══ Raw data

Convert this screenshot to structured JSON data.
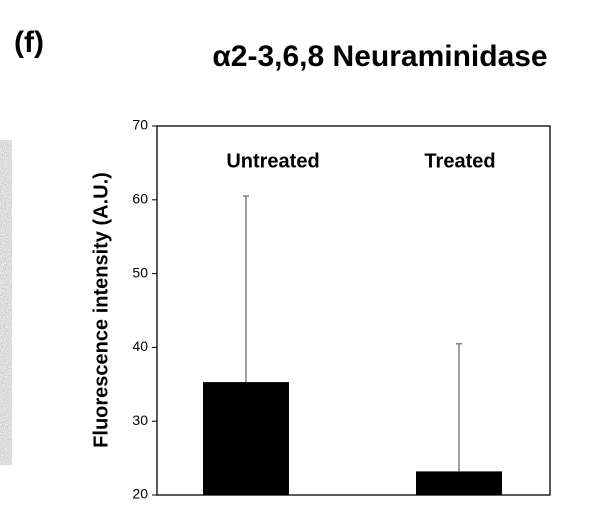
{
  "chart_data": {
    "type": "bar",
    "panel_label": "(f)",
    "title": "α2-3,6,8 Neuraminidase",
    "y_label": "Fluorescence intensity (A.U.)",
    "categories": [
      "Untreated",
      "Treated"
    ],
    "values": [
      35.3,
      23.2
    ],
    "errors": [
      25.2,
      17.3
    ],
    "color": "#000000",
    "error_color": "#808080",
    "ylim": [
      20,
      70
    ],
    "yticks": [
      20,
      30,
      40,
      50,
      60,
      70
    ]
  }
}
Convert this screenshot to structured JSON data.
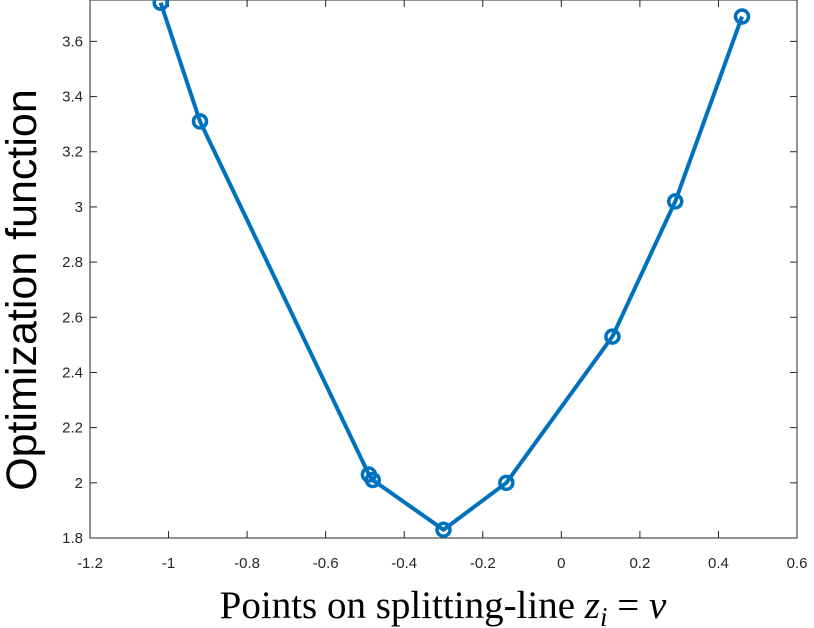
{
  "chart_data": {
    "type": "line",
    "title": "",
    "xlabel": "Points on splitting-line ",
    "xlabel_math": {
      "var": "z",
      "sub": "i",
      "eq": " = ",
      "rhs": "v"
    },
    "ylabel": "Optimization function",
    "xlim": [
      -1.2,
      0.6
    ],
    "ylim": [
      1.8,
      3.75
    ],
    "xticks": [
      -1.2,
      -1.0,
      -0.8,
      -0.6,
      -0.4,
      -0.2,
      0,
      0.2,
      0.4,
      0.6
    ],
    "xtick_labels": [
      "-1.2",
      "-1",
      "-0.8",
      "-0.6",
      "-0.4",
      "-0.2",
      "0",
      "0.2",
      "0.4",
      "0.6"
    ],
    "yticks": [
      1.8,
      2.0,
      2.2,
      2.4,
      2.6,
      2.8,
      3.0,
      3.2,
      3.4,
      3.6
    ],
    "ytick_labels": [
      "1.8",
      "2",
      "2.2",
      "2.4",
      "2.6",
      "2.8",
      "3",
      "3.2",
      "3.4",
      "3.6"
    ],
    "grid": false,
    "color": "#0072BD",
    "marker": "circle",
    "series": [
      {
        "x": [
          -1.02,
          -0.92,
          -0.49,
          -0.48,
          -0.3,
          -0.14,
          0.13,
          0.29,
          0.46
        ],
        "values": [
          3.74,
          3.31,
          2.03,
          2.01,
          1.83,
          2.0,
          2.53,
          3.02,
          3.69
        ]
      }
    ]
  }
}
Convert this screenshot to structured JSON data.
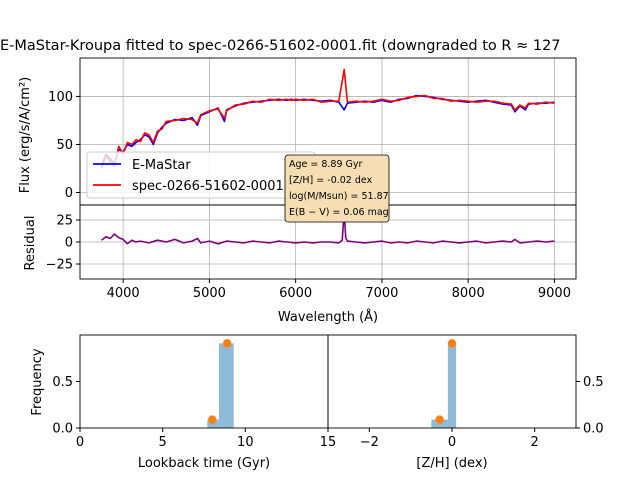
{
  "chart_data": [
    {
      "type": "line",
      "title": "E-MaStar-Kroupa fitted to spec-0266-51602-0001.fit (downgraded to R ≈ 127",
      "ylabel": "Flux (erg/s/A/cm²)",
      "xlim": [
        3500,
        9250
      ],
      "ylim": [
        -13,
        140
      ],
      "yticks": [
        0,
        50,
        100
      ],
      "grid": true,
      "legend_position": "center-left",
      "series": [
        {
          "name": "E-MaStar",
          "color": "#0000ff",
          "x": [
            3750,
            3800,
            3850,
            3900,
            3950,
            4000,
            4050,
            4100,
            4150,
            4200,
            4250,
            4300,
            4350,
            4400,
            4450,
            4500,
            4600,
            4700,
            4800,
            4861,
            4900,
            5000,
            5100,
            5175,
            5200,
            5300,
            5400,
            5500,
            5600,
            5700,
            5800,
            5893,
            5950,
            6000,
            6100,
            6200,
            6300,
            6400,
            6500,
            6563,
            6600,
            6700,
            6800,
            6900,
            7000,
            7100,
            7200,
            7300,
            7400,
            7500,
            7600,
            7700,
            7800,
            7900,
            8000,
            8100,
            8200,
            8300,
            8400,
            8500,
            8542,
            8600,
            8662,
            8700,
            8800,
            8900,
            9000
          ],
          "y": [
            28,
            40,
            35,
            30,
            45,
            42,
            50,
            48,
            52,
            55,
            60,
            58,
            50,
            62,
            68,
            72,
            76,
            75,
            78,
            70,
            80,
            84,
            88,
            74,
            86,
            90,
            93,
            94,
            95,
            96,
            97,
            96,
            97,
            96,
            97,
            96,
            95,
            96,
            94,
            86,
            93,
            94,
            95,
            94,
            96,
            94,
            97,
            98,
            101,
            100,
            99,
            97,
            96,
            95,
            94,
            95,
            96,
            94,
            92,
            91,
            84,
            90,
            86,
            92,
            93,
            93,
            94
          ]
        },
        {
          "name": "spec-0266-51602-0001.fit",
          "color": "#ff0000",
          "x": [
            3750,
            3800,
            3850,
            3900,
            3950,
            4000,
            4050,
            4100,
            4150,
            4200,
            4250,
            4300,
            4350,
            4400,
            4450,
            4500,
            4600,
            4700,
            4800,
            4861,
            4900,
            5000,
            5100,
            5175,
            5200,
            5300,
            5400,
            5500,
            5600,
            5700,
            5800,
            5893,
            5950,
            6000,
            6100,
            6200,
            6300,
            6400,
            6500,
            6563,
            6600,
            6700,
            6800,
            6900,
            7000,
            7100,
            7200,
            7300,
            7400,
            7500,
            7600,
            7700,
            7800,
            7900,
            8000,
            8100,
            8200,
            8300,
            8400,
            8500,
            8542,
            8600,
            8662,
            8700,
            8800,
            8900,
            9000
          ],
          "y": [
            25,
            38,
            32,
            28,
            48,
            40,
            52,
            50,
            55,
            53,
            62,
            60,
            52,
            64,
            66,
            74,
            75,
            77,
            76,
            72,
            81,
            85,
            87,
            77,
            85,
            91,
            92,
            95,
            94,
            97,
            96,
            97,
            96,
            97,
            96,
            97,
            94,
            95,
            95,
            128,
            94,
            95,
            94,
            95,
            97,
            95,
            96,
            99,
            100,
            101,
            98,
            98,
            95,
            96,
            95,
            94,
            95,
            95,
            93,
            92,
            86,
            91,
            88,
            93,
            92,
            94,
            93
          ]
        }
      ]
    },
    {
      "type": "line",
      "xlabel": "Wavelength (Å)",
      "ylabel": "Residual",
      "xlim": [
        3500,
        9250
      ],
      "ylim": [
        -42,
        42
      ],
      "xticks": [
        4000,
        5000,
        6000,
        7000,
        8000,
        9000
      ],
      "yticks": [
        -25,
        0,
        25
      ],
      "grid": true,
      "series": [
        {
          "color": "#800080",
          "x": [
            3750,
            3800,
            3850,
            3900,
            3950,
            4000,
            4050,
            4100,
            4150,
            4200,
            4300,
            4400,
            4500,
            4600,
            4700,
            4800,
            4861,
            4900,
            5000,
            5100,
            5200,
            5300,
            5400,
            5500,
            5600,
            5700,
            5800,
            5900,
            6000,
            6100,
            6200,
            6300,
            6400,
            6500,
            6540,
            6563,
            6580,
            6600,
            6700,
            6800,
            6900,
            7000,
            7100,
            7200,
            7300,
            7400,
            7500,
            7600,
            7700,
            7800,
            7900,
            8000,
            8100,
            8200,
            8300,
            8400,
            8500,
            8542,
            8600,
            8700,
            8800,
            8900,
            9000
          ],
          "y": [
            2,
            6,
            4,
            9,
            5,
            3,
            -2,
            2,
            0,
            1,
            -1,
            2,
            0,
            3,
            -1,
            1,
            4,
            -1,
            1,
            -2,
            1,
            0,
            -1,
            1,
            0,
            -1,
            1,
            0,
            -1,
            0,
            -1,
            0,
            0,
            -1,
            2,
            34,
            5,
            1,
            0,
            -1,
            0,
            1,
            -1,
            0,
            -1,
            1,
            0,
            -1,
            1,
            0,
            -1,
            0,
            1,
            -1,
            0,
            1,
            0,
            3,
            -1,
            0,
            1,
            0,
            1
          ]
        }
      ]
    },
    {
      "type": "bar",
      "xlabel": "Lookback time (Gyr)",
      "ylabel": "Frequency",
      "xlim": [
        0,
        15
      ],
      "ylim": [
        0,
        1
      ],
      "xticks": [
        0,
        5,
        10,
        15
      ],
      "yticks": [
        0.0,
        0.5
      ],
      "bars": [
        {
          "x0": 7.7,
          "x1": 8.4,
          "value": 0.09
        },
        {
          "x0": 8.4,
          "x1": 9.3,
          "value": 0.91
        }
      ],
      "points": [
        {
          "x": 8.0,
          "y": 0.09
        },
        {
          "x": 8.9,
          "y": 0.91
        }
      ],
      "bar_color": "#8fbbd9",
      "point_color": "#ff7f0e"
    },
    {
      "type": "bar",
      "xlabel": "[Z/H] (dex)",
      "xlim": [
        -3,
        3
      ],
      "ylim": [
        0,
        1
      ],
      "xticks": [
        -2,
        0,
        2
      ],
      "yticks": [
        0.0,
        0.5
      ],
      "bars": [
        {
          "x0": -0.5,
          "x1": -0.1,
          "value": 0.09
        },
        {
          "x0": -0.1,
          "x1": 0.1,
          "value": 0.91
        }
      ],
      "points": [
        {
          "x": -0.3,
          "y": 0.09
        },
        {
          "x": 0.0,
          "y": 0.91
        }
      ],
      "bar_color": "#8fbbd9",
      "point_color": "#ff7f0e"
    }
  ],
  "annotation": {
    "lines": [
      "Age = 8.89 Gyr",
      "[Z/H] = -0.02 dex",
      "log(M/Msun) = 51.87",
      "E(B − V) = 0.06 mag"
    ],
    "background": "#f5deb3"
  }
}
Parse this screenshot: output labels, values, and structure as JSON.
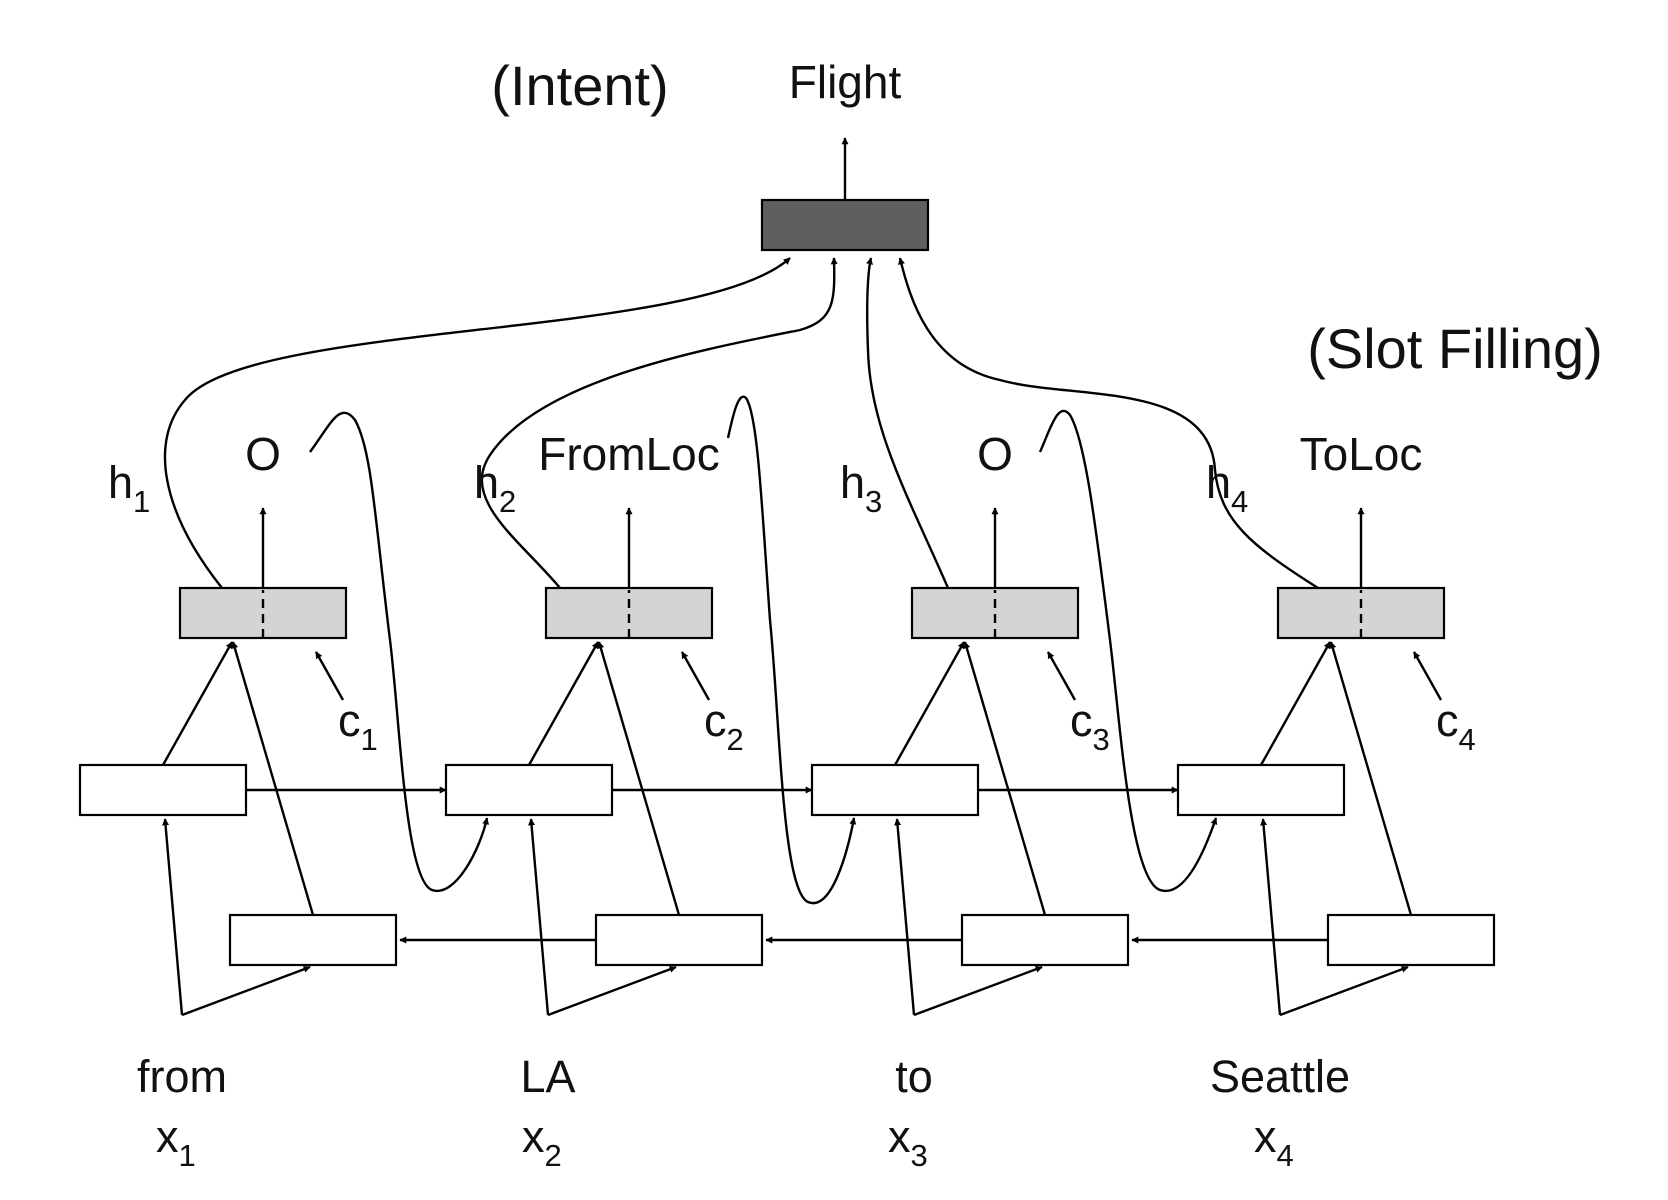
{
  "intent": {
    "caption": "(Intent)",
    "label": "Flight"
  },
  "slot_caption": "(Slot Filling)",
  "colors": {
    "intent_box": "#5f5f5f",
    "decoder_box": "#d4d4d4",
    "encoder_box": "#ffffff",
    "lines": "#000000"
  },
  "steps": [
    {
      "h": "h",
      "h_sub": "1",
      "slot": "O",
      "c": "c",
      "c_sub": "1",
      "word": "from",
      "x": "x",
      "x_sub": "1"
    },
    {
      "h": "h",
      "h_sub": "2",
      "slot": "FromLoc",
      "c": "c",
      "c_sub": "2",
      "word": "LA",
      "x": "x",
      "x_sub": "2"
    },
    {
      "h": "h",
      "h_sub": "3",
      "slot": "O",
      "c": "c",
      "c_sub": "3",
      "word": "to",
      "x": "x",
      "x_sub": "3"
    },
    {
      "h": "h",
      "h_sub": "4",
      "slot": "ToLoc",
      "c": "c",
      "c_sub": "4",
      "word": "Seattle",
      "x": "x",
      "x_sub": "4"
    }
  ]
}
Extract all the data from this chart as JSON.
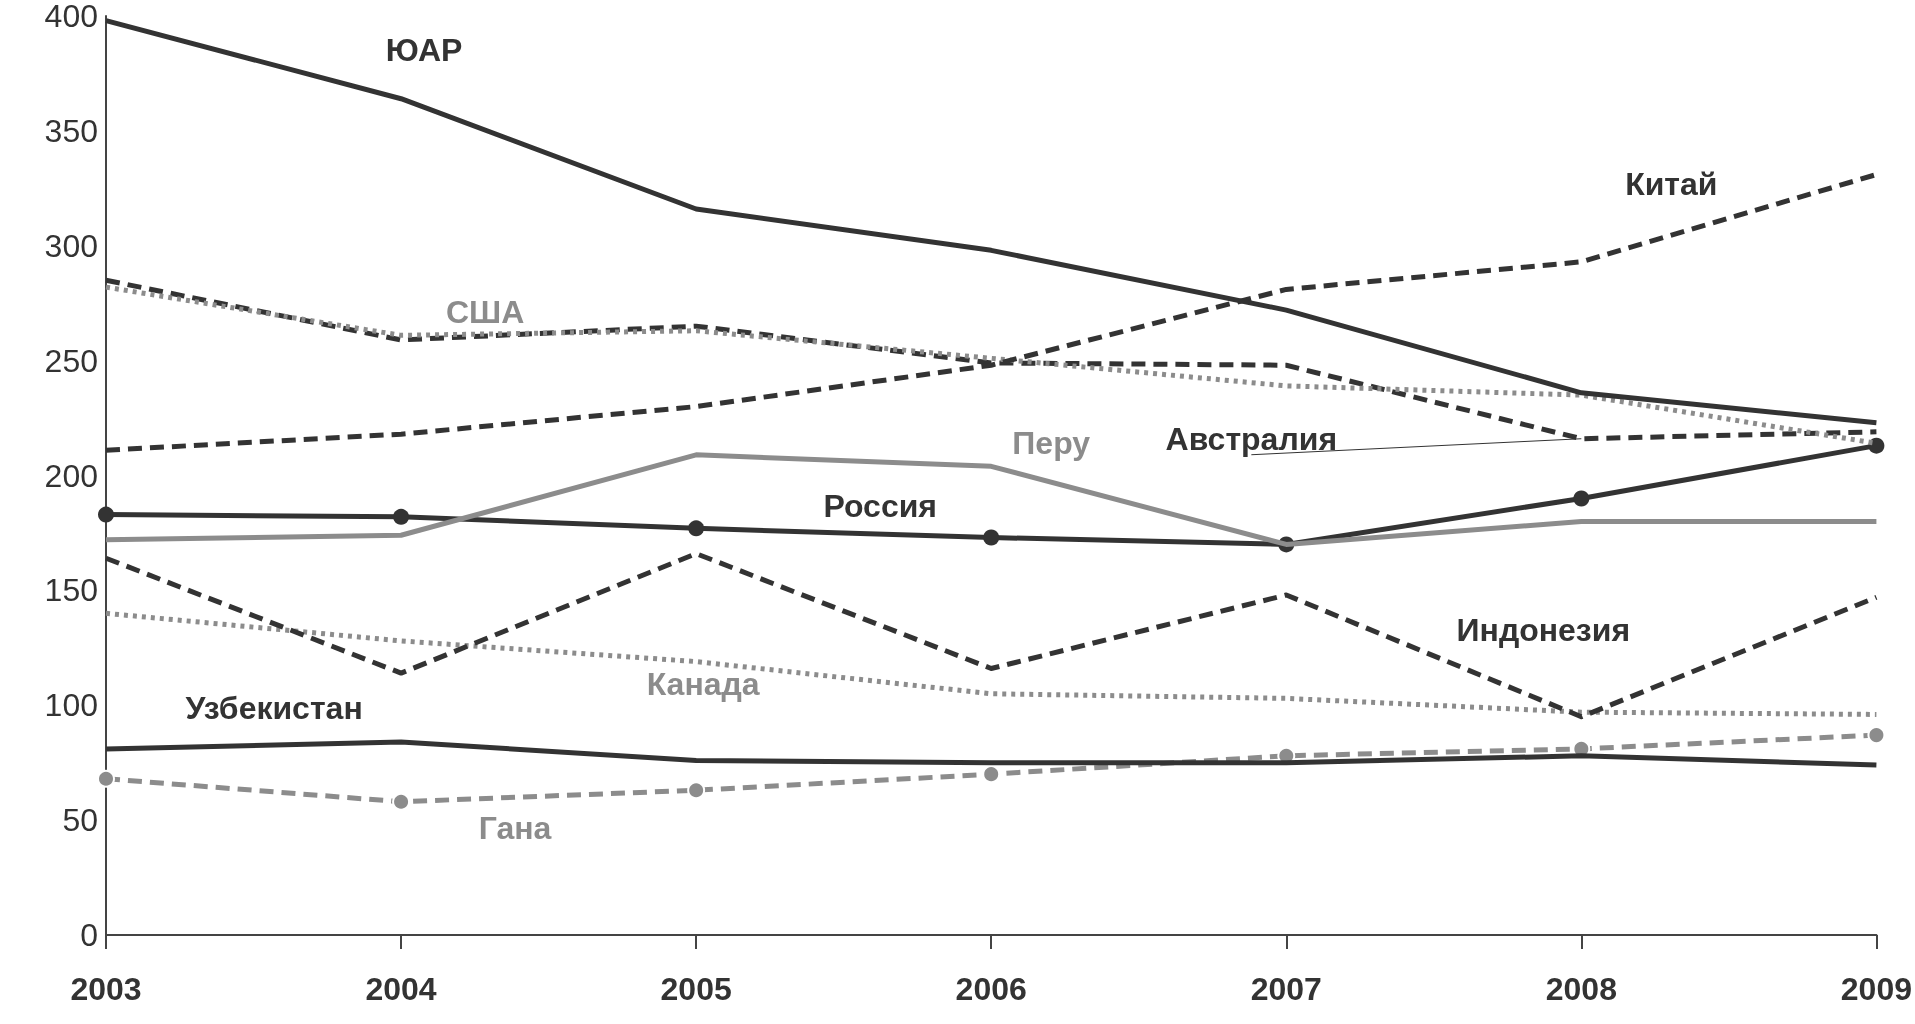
{
  "chart_data": {
    "type": "line",
    "categories": [
      "2003",
      "2004",
      "2005",
      "2006",
      "2007",
      "2008",
      "2009"
    ],
    "ylim": [
      0,
      400
    ],
    "yticks": [
      0,
      50,
      100,
      150,
      200,
      250,
      300,
      350,
      400
    ],
    "grid": false,
    "legend": false,
    "series": [
      {
        "name": "ЮАР",
        "color": "#333333",
        "line_style": "solid",
        "marker": "none",
        "values": [
          398,
          364,
          316,
          298,
          272,
          236,
          223
        ]
      },
      {
        "name": "Китай",
        "color": "#333333",
        "line_style": "dashed",
        "marker": "none",
        "values": [
          211,
          218,
          230,
          248,
          281,
          293,
          331
        ]
      },
      {
        "name": "США",
        "color": "#8c8c8c",
        "line_style": "dotted",
        "marker": "none",
        "values": [
          282,
          261,
          263,
          251,
          239,
          235,
          214
        ]
      },
      {
        "name": "Австралия",
        "color": "#333333",
        "line_style": "dashed",
        "marker": "none",
        "values": [
          285,
          259,
          265,
          249,
          248,
          216,
          219
        ]
      },
      {
        "name": "Перу",
        "color": "#8c8c8c",
        "line_style": "solid",
        "marker": "none",
        "values": [
          172,
          174,
          209,
          204,
          170,
          180,
          180
        ]
      },
      {
        "name": "Россия",
        "color": "#333333",
        "line_style": "solid",
        "marker": "circle",
        "values": [
          183,
          182,
          177,
          173,
          170,
          190,
          213
        ]
      },
      {
        "name": "Индонезия",
        "color": "#333333",
        "line_style": "dashed",
        "marker": "none",
        "values": [
          164,
          114,
          166,
          116,
          148,
          95,
          147
        ]
      },
      {
        "name": "Канада",
        "color": "#8c8c8c",
        "line_style": "dotted",
        "marker": "none",
        "values": [
          140,
          128,
          119,
          105,
          103,
          97,
          96
        ]
      },
      {
        "name": "Узбекистан",
        "color": "#333333",
        "line_style": "solid",
        "marker": "none",
        "values": [
          81,
          84,
          76,
          75,
          75,
          78,
          74
        ]
      },
      {
        "name": "Гана",
        "color": "#8c8c8c",
        "line_style": "dashed",
        "marker": "circle",
        "values": [
          68,
          58,
          63,
          70,
          78,
          81,
          87
        ]
      }
    ]
  }
}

════

* **Request**
Show every line that contains the word "spec".

* **The result**
      "title": "E-MaStar-Kroupa fitted to spec-0266-51602-0001.fit (downgraded to R ≈ 127",
          "name": "spec-0266-51602-0001.fit",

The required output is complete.